PROBLEM DETAILS: Across all the entries below, how many lines mention the string "panel"? Respond with a single number.

┌──

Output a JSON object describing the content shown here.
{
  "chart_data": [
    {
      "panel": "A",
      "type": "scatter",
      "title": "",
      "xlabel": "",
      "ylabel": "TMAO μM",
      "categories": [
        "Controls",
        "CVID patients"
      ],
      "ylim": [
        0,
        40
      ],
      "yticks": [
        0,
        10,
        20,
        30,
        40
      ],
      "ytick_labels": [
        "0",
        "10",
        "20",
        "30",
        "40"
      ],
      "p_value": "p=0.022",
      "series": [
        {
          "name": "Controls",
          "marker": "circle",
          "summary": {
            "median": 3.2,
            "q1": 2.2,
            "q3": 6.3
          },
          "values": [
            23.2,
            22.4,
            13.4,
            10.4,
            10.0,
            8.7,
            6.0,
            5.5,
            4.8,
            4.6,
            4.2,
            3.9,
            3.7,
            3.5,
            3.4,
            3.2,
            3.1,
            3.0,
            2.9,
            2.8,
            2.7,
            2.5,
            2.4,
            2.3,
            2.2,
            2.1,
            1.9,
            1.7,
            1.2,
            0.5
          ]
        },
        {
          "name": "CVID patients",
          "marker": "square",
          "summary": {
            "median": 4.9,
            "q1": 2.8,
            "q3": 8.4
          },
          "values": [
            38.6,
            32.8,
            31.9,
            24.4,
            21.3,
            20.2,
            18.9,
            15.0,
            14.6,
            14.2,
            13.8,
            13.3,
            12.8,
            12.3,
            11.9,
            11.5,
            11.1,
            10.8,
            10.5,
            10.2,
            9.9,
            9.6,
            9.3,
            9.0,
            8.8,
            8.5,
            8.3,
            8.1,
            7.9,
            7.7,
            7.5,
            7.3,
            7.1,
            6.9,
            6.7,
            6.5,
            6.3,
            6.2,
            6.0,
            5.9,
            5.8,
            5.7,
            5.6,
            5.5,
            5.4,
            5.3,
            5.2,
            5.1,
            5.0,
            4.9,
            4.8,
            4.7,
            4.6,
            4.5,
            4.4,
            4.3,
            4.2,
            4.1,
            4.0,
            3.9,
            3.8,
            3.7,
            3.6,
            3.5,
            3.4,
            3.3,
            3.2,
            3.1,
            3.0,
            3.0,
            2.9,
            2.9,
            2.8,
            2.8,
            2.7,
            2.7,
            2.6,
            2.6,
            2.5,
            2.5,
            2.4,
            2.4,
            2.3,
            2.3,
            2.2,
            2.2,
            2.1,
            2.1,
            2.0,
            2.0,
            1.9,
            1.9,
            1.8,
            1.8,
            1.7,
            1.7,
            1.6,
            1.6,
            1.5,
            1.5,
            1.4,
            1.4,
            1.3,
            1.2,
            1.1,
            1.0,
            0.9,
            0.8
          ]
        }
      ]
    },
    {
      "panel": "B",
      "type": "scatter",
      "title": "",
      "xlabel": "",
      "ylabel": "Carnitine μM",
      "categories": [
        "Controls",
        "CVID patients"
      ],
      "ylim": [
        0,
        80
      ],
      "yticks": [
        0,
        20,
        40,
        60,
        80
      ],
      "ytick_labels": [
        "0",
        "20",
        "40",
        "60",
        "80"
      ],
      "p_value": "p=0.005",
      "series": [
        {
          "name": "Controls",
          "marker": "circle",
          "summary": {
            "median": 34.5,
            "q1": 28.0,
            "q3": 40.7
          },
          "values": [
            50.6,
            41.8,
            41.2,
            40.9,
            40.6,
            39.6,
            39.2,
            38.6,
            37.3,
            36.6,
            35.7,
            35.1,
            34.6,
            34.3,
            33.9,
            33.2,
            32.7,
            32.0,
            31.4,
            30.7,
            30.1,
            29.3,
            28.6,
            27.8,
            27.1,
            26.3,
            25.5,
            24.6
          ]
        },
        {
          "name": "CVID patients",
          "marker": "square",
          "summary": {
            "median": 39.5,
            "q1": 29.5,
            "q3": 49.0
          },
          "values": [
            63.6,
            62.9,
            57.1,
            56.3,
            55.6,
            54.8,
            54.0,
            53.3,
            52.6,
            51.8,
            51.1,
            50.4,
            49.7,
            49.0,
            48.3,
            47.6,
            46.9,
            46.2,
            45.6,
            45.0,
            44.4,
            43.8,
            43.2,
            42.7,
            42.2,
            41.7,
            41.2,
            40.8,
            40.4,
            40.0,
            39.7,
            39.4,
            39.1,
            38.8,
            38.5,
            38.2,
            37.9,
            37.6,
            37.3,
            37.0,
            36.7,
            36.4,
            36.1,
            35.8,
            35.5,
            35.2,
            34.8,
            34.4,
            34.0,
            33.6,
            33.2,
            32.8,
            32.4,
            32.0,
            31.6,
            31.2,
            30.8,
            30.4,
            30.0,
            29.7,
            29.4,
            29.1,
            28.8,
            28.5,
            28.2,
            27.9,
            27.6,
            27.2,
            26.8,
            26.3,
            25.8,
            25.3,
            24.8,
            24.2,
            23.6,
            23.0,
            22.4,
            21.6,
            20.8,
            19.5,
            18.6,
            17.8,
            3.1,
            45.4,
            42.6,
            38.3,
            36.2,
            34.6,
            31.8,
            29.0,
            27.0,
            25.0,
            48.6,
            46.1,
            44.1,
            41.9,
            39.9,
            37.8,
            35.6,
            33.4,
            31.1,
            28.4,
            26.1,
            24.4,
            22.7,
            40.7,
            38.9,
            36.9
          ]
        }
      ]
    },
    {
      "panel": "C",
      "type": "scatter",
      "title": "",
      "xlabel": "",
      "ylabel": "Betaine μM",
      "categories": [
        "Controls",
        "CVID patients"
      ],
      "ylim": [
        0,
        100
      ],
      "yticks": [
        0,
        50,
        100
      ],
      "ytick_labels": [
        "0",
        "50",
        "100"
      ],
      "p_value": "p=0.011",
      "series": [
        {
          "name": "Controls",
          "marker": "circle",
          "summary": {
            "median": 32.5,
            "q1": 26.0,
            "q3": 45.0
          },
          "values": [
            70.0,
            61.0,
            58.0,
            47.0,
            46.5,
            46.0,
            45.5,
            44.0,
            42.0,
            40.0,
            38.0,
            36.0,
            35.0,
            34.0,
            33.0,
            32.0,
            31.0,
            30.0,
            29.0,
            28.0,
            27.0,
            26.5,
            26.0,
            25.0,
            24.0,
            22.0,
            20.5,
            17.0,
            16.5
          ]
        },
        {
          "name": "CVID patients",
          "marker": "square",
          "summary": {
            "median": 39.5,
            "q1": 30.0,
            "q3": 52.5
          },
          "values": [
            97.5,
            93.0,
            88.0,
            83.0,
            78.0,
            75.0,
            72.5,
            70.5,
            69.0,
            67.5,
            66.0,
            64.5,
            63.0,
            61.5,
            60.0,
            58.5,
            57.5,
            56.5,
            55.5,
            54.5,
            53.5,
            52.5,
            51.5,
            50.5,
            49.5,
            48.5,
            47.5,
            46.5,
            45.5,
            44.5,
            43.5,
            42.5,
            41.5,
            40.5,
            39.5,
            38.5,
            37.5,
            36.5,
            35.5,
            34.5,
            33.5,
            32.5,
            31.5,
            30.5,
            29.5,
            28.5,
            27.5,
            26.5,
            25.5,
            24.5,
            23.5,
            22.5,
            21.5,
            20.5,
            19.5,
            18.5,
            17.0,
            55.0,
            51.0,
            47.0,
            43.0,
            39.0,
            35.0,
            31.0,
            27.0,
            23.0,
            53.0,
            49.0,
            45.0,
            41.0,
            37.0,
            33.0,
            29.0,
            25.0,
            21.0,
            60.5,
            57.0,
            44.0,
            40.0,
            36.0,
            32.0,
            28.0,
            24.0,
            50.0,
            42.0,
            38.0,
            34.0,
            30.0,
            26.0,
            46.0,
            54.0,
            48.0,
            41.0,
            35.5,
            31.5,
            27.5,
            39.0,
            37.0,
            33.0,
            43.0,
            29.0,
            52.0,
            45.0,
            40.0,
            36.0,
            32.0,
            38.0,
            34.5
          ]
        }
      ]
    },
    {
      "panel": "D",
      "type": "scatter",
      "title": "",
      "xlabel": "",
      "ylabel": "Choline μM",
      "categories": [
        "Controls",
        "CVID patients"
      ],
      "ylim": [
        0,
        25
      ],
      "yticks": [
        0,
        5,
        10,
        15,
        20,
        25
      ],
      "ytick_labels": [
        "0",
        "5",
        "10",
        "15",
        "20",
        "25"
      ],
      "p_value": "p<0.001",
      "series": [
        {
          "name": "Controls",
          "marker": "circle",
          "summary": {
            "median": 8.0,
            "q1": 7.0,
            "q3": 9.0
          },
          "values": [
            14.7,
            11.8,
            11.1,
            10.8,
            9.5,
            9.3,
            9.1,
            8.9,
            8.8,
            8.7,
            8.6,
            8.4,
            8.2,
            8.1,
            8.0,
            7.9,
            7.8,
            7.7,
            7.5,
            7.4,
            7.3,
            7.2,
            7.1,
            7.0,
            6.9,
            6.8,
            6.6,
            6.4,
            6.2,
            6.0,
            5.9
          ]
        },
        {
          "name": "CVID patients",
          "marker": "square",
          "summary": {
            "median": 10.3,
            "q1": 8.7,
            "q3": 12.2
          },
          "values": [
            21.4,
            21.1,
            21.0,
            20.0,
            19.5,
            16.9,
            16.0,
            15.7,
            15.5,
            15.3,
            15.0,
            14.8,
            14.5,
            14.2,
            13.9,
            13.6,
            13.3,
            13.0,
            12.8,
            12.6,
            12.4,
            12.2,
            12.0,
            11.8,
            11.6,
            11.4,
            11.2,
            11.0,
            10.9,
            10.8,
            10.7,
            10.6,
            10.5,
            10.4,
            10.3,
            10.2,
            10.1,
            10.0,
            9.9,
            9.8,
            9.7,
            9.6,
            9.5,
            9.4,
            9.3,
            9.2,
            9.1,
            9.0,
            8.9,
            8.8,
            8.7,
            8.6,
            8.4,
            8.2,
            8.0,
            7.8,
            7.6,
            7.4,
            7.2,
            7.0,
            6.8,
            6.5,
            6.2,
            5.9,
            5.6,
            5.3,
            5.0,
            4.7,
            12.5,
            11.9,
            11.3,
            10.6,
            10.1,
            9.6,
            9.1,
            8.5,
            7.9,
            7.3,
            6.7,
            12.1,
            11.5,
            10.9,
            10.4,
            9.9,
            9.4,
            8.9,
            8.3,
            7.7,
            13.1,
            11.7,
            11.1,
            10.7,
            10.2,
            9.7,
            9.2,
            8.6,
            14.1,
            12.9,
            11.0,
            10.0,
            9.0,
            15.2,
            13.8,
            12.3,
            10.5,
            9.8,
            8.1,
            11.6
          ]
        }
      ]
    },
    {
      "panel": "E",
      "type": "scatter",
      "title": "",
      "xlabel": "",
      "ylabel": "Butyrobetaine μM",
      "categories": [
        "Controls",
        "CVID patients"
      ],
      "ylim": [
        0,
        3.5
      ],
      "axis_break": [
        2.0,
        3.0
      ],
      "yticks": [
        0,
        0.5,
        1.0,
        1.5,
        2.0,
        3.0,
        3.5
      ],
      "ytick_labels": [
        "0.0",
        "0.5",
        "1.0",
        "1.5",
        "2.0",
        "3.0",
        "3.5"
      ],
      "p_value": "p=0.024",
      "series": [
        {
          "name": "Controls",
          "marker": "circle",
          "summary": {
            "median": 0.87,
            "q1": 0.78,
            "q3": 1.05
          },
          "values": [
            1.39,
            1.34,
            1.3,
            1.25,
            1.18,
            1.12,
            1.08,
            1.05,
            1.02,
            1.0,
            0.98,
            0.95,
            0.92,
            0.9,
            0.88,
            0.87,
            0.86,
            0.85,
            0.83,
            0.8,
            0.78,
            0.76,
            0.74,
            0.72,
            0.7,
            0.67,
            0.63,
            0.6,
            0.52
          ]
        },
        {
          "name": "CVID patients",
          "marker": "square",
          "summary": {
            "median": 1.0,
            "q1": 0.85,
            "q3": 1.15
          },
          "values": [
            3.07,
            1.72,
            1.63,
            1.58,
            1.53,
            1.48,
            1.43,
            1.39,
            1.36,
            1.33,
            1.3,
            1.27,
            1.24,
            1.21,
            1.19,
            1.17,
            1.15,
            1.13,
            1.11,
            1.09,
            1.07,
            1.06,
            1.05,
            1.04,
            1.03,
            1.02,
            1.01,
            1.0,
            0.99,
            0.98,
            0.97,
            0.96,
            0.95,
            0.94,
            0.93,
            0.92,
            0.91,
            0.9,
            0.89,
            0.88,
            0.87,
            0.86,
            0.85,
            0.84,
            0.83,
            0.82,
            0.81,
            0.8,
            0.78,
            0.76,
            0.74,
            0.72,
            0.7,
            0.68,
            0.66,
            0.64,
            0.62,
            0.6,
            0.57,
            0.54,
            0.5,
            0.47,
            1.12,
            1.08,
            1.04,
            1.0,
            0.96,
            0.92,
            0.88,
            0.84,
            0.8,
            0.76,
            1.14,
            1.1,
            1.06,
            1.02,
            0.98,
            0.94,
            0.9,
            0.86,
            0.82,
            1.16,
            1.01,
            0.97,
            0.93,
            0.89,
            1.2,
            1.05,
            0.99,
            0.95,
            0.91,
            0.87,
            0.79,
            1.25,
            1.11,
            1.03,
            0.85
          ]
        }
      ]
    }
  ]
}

└──

FINAL ANSWER: 5